GIVEN TASK: Collect every line below that contains the string "filtration" and copy each one out.

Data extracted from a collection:
********************
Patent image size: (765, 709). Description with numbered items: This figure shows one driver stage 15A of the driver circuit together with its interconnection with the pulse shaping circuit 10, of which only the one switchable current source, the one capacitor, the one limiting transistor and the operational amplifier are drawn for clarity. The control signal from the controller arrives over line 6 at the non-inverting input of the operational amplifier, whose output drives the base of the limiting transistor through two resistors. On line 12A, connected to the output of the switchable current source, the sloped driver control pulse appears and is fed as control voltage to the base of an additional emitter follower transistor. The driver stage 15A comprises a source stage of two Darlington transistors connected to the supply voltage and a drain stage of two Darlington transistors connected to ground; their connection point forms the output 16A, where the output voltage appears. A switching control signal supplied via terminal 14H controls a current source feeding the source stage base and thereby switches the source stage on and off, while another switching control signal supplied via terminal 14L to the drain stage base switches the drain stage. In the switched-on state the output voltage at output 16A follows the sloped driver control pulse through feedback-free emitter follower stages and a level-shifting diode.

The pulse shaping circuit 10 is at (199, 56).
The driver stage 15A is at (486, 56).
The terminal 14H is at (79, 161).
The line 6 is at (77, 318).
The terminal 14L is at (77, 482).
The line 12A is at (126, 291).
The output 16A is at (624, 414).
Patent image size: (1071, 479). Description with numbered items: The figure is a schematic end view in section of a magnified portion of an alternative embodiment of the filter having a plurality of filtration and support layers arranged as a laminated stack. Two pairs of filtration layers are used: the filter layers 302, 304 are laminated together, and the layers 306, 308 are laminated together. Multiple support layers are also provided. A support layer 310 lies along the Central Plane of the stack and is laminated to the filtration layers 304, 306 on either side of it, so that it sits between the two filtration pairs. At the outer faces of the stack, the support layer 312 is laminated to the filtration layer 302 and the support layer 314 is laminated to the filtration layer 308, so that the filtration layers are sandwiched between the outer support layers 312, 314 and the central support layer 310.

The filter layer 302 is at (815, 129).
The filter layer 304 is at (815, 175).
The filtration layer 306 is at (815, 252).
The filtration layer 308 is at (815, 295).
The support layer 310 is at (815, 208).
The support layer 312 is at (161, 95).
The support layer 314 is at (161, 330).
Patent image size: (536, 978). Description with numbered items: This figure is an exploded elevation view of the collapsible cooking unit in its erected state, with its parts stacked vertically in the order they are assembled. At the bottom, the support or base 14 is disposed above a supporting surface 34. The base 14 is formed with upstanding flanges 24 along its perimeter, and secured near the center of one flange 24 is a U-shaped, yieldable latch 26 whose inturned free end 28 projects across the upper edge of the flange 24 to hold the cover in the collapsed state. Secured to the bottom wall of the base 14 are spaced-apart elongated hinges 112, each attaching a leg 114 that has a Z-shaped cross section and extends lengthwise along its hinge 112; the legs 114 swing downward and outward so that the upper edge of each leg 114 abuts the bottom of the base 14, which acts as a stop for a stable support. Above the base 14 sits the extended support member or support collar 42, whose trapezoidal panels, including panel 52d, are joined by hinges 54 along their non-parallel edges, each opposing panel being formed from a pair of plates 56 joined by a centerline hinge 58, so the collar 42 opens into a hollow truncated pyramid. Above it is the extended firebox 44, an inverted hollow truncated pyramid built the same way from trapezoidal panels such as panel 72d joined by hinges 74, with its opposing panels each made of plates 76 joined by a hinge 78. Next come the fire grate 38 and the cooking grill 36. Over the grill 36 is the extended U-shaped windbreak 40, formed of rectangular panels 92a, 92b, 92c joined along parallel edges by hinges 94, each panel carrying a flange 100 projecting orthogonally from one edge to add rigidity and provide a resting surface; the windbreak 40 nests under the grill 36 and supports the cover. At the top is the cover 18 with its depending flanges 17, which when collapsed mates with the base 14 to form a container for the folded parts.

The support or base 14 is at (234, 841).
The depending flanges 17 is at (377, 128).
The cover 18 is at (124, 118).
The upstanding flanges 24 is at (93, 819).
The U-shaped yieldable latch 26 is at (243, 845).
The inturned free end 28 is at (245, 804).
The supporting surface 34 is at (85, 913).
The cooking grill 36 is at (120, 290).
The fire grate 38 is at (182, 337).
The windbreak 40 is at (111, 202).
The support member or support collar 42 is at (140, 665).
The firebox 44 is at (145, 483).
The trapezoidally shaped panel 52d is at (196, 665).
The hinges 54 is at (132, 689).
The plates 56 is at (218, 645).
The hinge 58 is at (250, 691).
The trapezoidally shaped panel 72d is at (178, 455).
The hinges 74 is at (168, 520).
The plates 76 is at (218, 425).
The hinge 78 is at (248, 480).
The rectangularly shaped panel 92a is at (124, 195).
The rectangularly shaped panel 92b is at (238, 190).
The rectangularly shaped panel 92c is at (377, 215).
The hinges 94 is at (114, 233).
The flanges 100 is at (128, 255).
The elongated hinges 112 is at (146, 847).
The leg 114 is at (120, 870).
********************
RESULT OF THE EXERCISE:
Patent image size: (1071, 479). Description with numbered items: The figure is a schematic end view in section of a magnified portion of an alternative embodiment of the filter having a plurality of filtration and support layers arranged as a laminated stack. Two pairs of filtration layers are used: the filter layers 302, 304 are laminated together, and the layers 306, 308 are laminated together. Multiple support layers are also provided. A support layer 310 lies along the Central Plane of the stack and is laminated to the filtration layers 304, 306 on either side of it, so that it sits between the two filtration pairs. At the outer faces of the stack, the support layer 312 is laminated to the filtration layer 302 and the support layer 314 is laminated to the filtration layer 308, so that the filtration layers are sandwiched between the outer support layers 312, 314 and the central support layer 310.
The filtration layer 306 is at (815, 252).
The filtration layer 308 is at (815, 295).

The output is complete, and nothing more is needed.